Reproduce each line exactly, including spacing and punctuation.
***
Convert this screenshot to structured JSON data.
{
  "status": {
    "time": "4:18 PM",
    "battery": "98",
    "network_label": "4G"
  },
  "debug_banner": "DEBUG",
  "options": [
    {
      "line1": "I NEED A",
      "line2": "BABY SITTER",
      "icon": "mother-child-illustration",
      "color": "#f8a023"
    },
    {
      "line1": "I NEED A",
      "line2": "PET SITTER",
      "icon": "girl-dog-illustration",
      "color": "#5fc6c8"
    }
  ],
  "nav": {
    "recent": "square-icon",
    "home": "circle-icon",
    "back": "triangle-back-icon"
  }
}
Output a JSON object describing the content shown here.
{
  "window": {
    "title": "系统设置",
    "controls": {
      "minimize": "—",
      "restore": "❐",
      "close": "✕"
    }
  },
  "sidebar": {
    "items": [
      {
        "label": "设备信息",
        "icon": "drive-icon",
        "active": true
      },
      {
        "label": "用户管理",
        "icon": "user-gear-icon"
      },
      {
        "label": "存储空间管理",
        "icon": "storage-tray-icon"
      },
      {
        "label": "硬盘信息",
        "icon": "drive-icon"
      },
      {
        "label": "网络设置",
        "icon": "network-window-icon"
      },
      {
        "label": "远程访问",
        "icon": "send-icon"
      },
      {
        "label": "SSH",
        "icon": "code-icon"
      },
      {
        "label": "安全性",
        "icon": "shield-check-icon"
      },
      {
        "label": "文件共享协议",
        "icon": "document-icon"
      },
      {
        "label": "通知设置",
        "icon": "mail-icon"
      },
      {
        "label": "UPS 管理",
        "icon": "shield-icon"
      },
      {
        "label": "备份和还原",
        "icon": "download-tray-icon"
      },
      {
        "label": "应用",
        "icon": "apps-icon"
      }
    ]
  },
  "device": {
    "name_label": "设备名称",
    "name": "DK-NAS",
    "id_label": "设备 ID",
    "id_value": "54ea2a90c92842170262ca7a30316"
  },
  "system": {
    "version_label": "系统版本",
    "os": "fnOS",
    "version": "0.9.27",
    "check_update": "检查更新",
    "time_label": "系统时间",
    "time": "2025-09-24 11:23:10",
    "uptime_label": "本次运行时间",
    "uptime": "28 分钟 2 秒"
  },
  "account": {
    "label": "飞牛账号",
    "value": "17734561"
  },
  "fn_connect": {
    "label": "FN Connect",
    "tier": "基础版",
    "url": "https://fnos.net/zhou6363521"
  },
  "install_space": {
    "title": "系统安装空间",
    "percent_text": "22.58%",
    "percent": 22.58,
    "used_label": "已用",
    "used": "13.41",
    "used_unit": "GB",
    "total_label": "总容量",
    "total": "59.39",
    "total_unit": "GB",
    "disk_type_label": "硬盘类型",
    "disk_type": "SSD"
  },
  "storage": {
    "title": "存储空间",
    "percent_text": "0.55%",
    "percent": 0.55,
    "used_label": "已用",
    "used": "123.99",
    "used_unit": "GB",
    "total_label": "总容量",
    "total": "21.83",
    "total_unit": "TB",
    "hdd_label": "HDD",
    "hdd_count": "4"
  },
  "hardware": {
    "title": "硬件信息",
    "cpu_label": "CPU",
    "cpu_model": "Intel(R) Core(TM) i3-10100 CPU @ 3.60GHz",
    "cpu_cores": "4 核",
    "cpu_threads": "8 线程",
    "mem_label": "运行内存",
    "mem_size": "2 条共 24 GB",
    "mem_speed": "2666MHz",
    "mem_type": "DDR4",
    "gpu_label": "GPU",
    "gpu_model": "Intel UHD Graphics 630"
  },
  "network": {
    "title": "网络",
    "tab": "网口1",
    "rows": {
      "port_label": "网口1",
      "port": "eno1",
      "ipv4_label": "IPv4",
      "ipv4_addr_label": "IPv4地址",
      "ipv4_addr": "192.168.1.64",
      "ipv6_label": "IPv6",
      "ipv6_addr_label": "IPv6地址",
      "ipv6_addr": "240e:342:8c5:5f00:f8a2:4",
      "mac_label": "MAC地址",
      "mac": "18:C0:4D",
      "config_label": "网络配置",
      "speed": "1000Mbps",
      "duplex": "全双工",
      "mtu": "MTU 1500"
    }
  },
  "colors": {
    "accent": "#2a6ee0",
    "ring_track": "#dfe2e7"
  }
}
***
# FINAL RESULT
Convert this screenshot to structured JSON data.
{
  "status": {
    "time": "4:18 PM",
    "battery": "98",
    "network_label": "4G"
  },
  "debug_banner": "DEBUG",
  "options": [
    {
      "line1": "I NEED A",
      "line2": "BABY SITTER",
      "icon": "mother-child-illustration",
      "color": "#f8a023"
    },
    {
      "line1": "I NEED A",
      "line2": "PET SITTER",
      "icon": "girl-dog-illustration",
      "color": "#5fc6c8"
    }
  ],
  "nav": {
    "recent": "square-icon",
    "home": "circle-icon",
    "back": "triangle-back-icon"
  }
}
Output a JSON object describing the content shown here.
{
  "window": {
    "title": "系统设置",
    "controls": {
      "minimize": "—",
      "restore": "❐",
      "close": "✕"
    }
  },
  "sidebar": {
    "items": [
      {
        "label": "设备信息",
        "icon": "drive-icon",
        "active": true
      },
      {
        "label": "用户管理",
        "icon": "user-gear-icon"
      },
      {
        "label": "存储空间管理",
        "icon": "storage-tray-icon"
      },
      {
        "label": "硬盘信息",
        "icon": "drive-icon"
      },
      {
        "label": "网络设置",
        "icon": "network-window-icon"
      },
      {
        "label": "远程访问",
        "icon": "send-icon"
      },
      {
        "label": "SSH",
        "icon": "code-icon"
      },
      {
        "label": "安全性",
        "icon": "shield-check-icon"
      },
      {
        "label": "文件共享协议",
        "icon": "document-icon"
      },
      {
        "label": "通知设置",
        "icon": "mail-icon"
      },
      {
        "label": "UPS 管理",
        "icon": "shield-icon"
      },
      {
        "label": "备份和还原",
        "icon": "download-tray-icon"
      },
      {
        "label": "应用",
        "icon": "apps-icon"
      }
    ]
  },
  "device": {
    "name_label": "设备名称",
    "name": "DK-NAS",
    "id_label": "设备 ID",
    "id_value": "54ea2a90c92842170262ca7a30316"
  },
  "system": {
    "version_label": "系统版本",
    "os": "fnOS",
    "version": "0.9.27",
    "check_update": "检查更新",
    "time_label": "系统时间",
    "time": "2025-09-24 11:23:10",
    "uptime_label": "本次运行时间",
    "uptime": "28 分钟 2 秒"
  },
  "account": {
    "label": "飞牛账号",
    "value": "17734561"
  },
  "fn_connect": {
    "label": "FN Connect",
    "tier": "基础版",
    "url": "https://fnos.net/zhou6363521"
  },
  "install_space": {
    "title": "系统安装空间",
    "percent_text": "22.58%",
    "percent": 22.58,
    "used_label": "已用",
    "used": "13.41",
    "used_unit": "GB",
    "total_label": "总容量",
    "total": "59.39",
    "total_unit": "GB",
    "disk_type_label": "硬盘类型",
    "disk_type": "SSD"
  },
  "storage": {
    "title": "存储空间",
    "percent_text": "0.55%",
    "percent": 0.55,
    "used_label": "已用",
    "used": "123.99",
    "used_unit": "GB",
    "total_label": "总容量",
    "total": "21.83",
    "total_unit": "TB",
    "hdd_label": "HDD",
    "hdd_count": "4"
  },
  "hardware": {
    "title": "硬件信息",
    "cpu_label": "CPU",
    "cpu_model": "Intel(R) Core(TM) i3-10100 CPU @ 3.60GHz",
    "cpu_cores": "4 核",
    "cpu_threads": "8 线程",
    "mem_label": "运行内存",
    "mem_size": "2 条共 24 GB",
    "mem_speed": "2666MHz",
    "mem_type": "DDR4",
    "gpu_label": "GPU",
    "gpu_model": "Intel UHD Graphics 630"
  },
  "network": {
    "title": "网络",
    "tab": "网口1",
    "rows": {
      "port_label": "网口1",
      "port": "eno1",
      "ipv4_label": "IPv4",
      "ipv4_addr_label": "IPv4地址",
      "ipv4_addr": "192.168.1.64",
      "ipv6_label": "IPv6",
      "ipv6_addr_label": "IPv6地址",
      "ipv6_addr": "240e:342:8c5:5f00:f8a2:4",
      "mac_label": "MAC地址",
      "mac": "18:C0:4D",
      "config_label": "网络配置",
      "speed": "1000Mbps",
      "duplex": "全双工",
      "mtu": "MTU 1500"
    }
  },
  "colors": {
    "accent": "#2a6ee0",
    "ring_track": "#dfe2e7"
  }
}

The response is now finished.